Exercise:
Determine how many lines below hold the string "enough". Reply with the number alone.

-- Start Working data --

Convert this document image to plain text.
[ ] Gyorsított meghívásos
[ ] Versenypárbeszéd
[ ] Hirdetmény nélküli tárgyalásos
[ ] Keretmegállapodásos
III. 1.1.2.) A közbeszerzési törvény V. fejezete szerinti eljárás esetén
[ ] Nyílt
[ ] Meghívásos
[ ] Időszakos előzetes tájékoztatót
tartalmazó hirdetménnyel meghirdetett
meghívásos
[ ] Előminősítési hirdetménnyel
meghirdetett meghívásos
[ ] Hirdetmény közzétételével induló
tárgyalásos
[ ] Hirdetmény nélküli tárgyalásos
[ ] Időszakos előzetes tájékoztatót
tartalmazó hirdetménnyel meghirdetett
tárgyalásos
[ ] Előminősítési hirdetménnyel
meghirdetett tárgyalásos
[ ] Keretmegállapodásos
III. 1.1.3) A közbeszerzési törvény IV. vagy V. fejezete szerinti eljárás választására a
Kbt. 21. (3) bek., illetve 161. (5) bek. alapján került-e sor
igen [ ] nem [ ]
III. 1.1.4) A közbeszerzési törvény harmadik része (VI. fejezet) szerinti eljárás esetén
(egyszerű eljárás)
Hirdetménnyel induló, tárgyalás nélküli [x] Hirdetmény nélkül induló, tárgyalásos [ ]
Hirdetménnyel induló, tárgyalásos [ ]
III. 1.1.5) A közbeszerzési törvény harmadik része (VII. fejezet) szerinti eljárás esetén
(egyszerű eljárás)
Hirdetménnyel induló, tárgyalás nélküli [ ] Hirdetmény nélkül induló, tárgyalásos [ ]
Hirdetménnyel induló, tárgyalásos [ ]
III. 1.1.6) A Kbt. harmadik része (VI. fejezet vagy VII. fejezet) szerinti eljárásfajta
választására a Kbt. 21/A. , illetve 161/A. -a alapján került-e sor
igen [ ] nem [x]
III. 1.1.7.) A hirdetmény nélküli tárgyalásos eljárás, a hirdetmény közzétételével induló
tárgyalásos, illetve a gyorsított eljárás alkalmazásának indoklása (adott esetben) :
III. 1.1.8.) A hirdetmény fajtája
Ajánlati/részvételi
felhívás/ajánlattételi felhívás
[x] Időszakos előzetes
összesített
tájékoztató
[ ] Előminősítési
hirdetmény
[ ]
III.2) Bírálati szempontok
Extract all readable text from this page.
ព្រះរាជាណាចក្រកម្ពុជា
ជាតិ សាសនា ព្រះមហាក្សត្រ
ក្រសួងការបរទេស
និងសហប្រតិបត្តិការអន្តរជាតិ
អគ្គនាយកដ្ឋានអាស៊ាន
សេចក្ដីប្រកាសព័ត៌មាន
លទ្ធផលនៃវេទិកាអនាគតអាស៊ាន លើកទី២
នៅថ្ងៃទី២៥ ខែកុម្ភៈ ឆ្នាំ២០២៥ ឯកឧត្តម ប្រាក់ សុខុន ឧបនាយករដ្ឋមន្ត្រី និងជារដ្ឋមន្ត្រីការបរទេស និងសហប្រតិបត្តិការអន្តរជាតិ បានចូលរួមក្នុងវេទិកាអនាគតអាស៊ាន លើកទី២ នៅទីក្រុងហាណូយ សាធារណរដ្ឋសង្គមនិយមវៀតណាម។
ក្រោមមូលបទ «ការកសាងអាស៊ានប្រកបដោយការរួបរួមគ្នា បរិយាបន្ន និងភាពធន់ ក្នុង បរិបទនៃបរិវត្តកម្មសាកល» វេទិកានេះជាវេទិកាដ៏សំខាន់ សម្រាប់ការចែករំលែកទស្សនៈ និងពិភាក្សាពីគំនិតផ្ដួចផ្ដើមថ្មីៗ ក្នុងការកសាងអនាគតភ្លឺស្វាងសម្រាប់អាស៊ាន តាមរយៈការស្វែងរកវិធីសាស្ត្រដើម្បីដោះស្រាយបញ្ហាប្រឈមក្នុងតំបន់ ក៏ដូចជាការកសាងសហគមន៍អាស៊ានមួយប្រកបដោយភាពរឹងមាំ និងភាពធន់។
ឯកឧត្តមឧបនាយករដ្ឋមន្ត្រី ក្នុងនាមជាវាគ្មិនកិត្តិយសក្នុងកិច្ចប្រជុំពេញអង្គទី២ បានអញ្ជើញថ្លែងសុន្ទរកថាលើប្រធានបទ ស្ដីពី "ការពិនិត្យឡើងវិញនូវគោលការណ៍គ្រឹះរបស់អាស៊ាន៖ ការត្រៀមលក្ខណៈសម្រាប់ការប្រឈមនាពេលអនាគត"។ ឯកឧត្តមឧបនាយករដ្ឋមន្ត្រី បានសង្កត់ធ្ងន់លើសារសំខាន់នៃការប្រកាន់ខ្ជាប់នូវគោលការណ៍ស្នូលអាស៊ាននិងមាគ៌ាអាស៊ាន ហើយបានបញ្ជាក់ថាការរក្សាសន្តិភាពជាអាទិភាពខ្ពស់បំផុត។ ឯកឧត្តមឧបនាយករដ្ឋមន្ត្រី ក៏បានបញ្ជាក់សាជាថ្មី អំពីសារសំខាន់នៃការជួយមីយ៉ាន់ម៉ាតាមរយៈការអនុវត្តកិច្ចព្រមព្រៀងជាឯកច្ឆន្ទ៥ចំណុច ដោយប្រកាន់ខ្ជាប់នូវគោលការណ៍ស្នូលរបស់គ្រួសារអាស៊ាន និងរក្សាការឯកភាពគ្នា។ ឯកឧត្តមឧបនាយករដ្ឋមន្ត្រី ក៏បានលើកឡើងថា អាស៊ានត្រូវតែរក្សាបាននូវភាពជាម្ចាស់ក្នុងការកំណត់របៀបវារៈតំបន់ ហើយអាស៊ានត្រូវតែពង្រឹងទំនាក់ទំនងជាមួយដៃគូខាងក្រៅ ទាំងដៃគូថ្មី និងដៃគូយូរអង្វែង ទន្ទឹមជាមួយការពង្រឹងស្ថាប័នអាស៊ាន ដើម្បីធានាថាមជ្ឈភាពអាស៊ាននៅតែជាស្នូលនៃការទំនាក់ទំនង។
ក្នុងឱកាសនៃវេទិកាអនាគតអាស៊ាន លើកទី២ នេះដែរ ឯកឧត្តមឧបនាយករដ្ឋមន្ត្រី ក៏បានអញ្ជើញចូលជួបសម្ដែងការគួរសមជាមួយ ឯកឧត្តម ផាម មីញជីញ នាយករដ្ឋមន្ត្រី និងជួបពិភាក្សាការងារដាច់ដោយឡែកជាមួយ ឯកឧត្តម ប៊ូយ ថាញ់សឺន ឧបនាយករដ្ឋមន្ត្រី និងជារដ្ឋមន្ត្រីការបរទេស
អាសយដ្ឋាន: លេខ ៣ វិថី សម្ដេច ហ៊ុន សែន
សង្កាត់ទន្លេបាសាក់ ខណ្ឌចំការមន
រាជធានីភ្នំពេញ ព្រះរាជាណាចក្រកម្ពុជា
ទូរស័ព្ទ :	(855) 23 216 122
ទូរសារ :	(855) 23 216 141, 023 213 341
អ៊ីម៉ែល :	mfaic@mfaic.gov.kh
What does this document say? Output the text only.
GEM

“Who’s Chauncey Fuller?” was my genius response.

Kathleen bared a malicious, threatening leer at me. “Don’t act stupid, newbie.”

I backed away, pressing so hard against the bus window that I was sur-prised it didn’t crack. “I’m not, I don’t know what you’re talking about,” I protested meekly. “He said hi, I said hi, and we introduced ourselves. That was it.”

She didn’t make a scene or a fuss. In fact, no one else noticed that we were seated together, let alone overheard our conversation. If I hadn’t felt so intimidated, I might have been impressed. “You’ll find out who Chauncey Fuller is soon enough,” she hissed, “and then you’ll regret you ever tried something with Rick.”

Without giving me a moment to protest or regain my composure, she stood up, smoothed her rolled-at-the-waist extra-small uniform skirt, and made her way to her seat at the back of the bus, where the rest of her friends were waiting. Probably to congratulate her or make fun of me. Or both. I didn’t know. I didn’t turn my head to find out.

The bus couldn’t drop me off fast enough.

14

-- End Working data --

Final result:
2